• **WHAT IS REQUIRED**: Would you quote the material below in full and unchanged?

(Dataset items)
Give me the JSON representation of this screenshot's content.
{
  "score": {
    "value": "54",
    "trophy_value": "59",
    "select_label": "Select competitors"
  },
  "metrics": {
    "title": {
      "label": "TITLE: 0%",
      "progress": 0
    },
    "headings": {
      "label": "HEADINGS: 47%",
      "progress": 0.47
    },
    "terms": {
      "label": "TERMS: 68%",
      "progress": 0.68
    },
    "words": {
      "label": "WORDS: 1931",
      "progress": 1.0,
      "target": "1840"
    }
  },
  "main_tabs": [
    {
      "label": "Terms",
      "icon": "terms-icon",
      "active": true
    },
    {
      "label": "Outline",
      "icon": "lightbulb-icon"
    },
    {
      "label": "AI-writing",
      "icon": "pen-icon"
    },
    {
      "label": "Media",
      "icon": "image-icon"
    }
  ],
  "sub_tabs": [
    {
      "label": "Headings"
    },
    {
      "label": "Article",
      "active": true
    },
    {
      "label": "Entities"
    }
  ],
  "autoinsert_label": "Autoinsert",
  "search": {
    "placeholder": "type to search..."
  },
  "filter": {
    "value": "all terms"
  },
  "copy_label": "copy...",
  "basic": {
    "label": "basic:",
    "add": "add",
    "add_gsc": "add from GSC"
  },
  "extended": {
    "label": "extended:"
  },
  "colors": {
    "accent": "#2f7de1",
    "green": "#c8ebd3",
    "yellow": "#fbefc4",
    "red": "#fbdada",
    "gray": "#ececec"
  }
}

• **EXPECTED ANSWER**:
Give me the JSON representation of this screenshot's content.
{
  "score": {
    "value": "54",
    "trophy_value": "59",
    "select_label": "Select competitors"
  },
  "metrics": {
    "title": {
      "label": "TITLE: 0%",
      "progress": 0
    },
    "headings": {
      "label": "HEADINGS: 47%",
      "progress": 0.47
    },
    "terms": {
      "label": "TERMS: 68%",
      "progress": 0.68
    },
    "words": {
      "label": "WORDS: 1931",
      "progress": 1.0,
      "target": "1840"
    }
  },
  "main_tabs": [
    {
      "label": "Terms",
      "icon": "terms-icon",
      "active": true
    },
    {
      "label": "Outline",
      "icon": "lightbulb-icon"
    },
    {
      "label": "AI-writing",
      "icon": "pen-icon"
    },
    {
      "label": "Media",
      "icon": "image-icon"
    }
  ],
  "sub_tabs": [
    {
      "label": "Headings"
    },
    {
      "label": "Article",
      "active": true
    },
    {
      "label": "Entities"
    }
  ],
  "autoinsert_label": "Autoinsert",
  "search": {
    "placeholder": "type to search..."
  },
  "filter": {
    "value": "all terms"
  },
  "copy_label": "copy...",
  "basic": {
    "label": "basic:",
    "add": "add",
    "add_gsc": "add from GSC"
  },
  "extended": {
    "label": "extended:"
  },
  "colors": {
    "accent": "#2f7de1",
    "green": "#c8ebd3",
    "yellow": "#fbefc4",
    "red": "#fbdada",
    "gray": "#ececec"
  }
}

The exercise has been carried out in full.